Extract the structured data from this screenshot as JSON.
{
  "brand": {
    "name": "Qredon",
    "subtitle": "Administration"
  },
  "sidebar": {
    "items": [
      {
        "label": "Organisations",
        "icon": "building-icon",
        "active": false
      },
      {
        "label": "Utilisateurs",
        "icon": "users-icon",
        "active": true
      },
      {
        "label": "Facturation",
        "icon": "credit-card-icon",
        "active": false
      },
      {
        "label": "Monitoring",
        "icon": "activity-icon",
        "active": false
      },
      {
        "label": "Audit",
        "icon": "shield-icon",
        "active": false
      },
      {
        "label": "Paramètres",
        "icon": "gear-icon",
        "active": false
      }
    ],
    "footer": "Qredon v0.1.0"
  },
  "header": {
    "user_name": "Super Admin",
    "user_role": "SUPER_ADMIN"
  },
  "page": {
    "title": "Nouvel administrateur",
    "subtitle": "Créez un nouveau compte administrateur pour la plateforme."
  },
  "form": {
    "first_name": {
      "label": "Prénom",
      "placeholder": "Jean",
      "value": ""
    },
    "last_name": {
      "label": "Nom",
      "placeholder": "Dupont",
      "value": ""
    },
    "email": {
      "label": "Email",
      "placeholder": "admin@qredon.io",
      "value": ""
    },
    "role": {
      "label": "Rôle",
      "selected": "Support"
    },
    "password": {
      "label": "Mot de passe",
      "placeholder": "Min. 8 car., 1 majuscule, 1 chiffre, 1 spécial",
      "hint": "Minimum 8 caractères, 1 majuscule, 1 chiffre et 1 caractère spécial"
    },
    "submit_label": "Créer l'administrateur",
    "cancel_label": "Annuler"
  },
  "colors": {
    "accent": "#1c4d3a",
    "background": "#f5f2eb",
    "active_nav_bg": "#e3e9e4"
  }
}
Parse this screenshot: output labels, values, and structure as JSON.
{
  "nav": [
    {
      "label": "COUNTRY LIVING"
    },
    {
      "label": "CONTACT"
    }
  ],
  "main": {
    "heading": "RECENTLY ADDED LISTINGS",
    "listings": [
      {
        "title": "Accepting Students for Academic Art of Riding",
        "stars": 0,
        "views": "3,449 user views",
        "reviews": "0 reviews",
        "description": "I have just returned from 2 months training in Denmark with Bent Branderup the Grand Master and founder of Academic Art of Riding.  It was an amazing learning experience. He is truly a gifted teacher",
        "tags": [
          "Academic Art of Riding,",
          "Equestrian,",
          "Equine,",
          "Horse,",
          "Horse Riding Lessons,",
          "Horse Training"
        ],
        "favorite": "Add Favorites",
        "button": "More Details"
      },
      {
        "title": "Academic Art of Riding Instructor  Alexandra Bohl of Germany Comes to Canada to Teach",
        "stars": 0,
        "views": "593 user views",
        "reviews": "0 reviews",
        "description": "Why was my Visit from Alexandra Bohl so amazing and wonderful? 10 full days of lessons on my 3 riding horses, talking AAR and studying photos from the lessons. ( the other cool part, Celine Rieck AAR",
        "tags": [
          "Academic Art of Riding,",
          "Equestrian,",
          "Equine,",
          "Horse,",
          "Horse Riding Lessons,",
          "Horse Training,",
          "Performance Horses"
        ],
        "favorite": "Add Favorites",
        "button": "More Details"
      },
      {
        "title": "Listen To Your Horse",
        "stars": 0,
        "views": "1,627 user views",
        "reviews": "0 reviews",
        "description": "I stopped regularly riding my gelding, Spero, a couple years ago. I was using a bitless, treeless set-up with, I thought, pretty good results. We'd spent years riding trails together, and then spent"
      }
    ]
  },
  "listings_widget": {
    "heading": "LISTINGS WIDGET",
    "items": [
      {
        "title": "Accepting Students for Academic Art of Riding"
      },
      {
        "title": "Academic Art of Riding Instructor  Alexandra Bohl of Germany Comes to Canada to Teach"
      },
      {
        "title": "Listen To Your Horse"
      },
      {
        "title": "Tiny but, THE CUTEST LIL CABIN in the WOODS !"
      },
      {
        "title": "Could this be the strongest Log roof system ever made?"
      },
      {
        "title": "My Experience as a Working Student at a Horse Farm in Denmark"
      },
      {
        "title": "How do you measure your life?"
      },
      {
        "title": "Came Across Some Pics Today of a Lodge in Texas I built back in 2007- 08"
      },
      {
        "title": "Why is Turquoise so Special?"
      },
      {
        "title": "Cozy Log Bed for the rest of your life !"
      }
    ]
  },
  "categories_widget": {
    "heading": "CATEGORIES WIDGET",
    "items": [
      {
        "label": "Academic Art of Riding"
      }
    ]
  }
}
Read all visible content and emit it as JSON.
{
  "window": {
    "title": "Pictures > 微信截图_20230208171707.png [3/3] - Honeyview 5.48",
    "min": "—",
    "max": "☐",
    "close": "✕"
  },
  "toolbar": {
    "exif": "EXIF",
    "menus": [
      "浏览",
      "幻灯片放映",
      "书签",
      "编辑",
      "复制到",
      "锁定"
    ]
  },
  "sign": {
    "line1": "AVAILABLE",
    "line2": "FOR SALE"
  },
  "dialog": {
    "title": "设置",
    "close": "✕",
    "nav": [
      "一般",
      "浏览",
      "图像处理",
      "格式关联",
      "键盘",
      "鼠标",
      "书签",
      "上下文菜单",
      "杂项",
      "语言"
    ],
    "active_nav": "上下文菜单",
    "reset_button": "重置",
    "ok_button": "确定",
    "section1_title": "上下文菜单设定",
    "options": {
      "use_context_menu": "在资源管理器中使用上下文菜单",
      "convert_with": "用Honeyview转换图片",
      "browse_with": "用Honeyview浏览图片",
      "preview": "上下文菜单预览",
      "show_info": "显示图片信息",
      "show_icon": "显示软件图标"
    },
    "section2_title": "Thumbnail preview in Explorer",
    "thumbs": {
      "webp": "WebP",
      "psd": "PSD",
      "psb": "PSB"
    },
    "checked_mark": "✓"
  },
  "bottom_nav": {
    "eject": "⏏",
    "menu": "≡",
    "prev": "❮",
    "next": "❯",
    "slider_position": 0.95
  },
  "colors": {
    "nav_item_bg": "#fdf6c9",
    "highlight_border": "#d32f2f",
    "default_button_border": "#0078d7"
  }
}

⁂

OBJECTIVE » Every line in the data that holds "this" should be copied out.

EXERCISE ANSWER »
Extract the structured data from this screenshot as JSON.
Parse this screenshot: output labels, values, and structure as JSON.
        "title": "Could this be the strongest Log roof system ever made?"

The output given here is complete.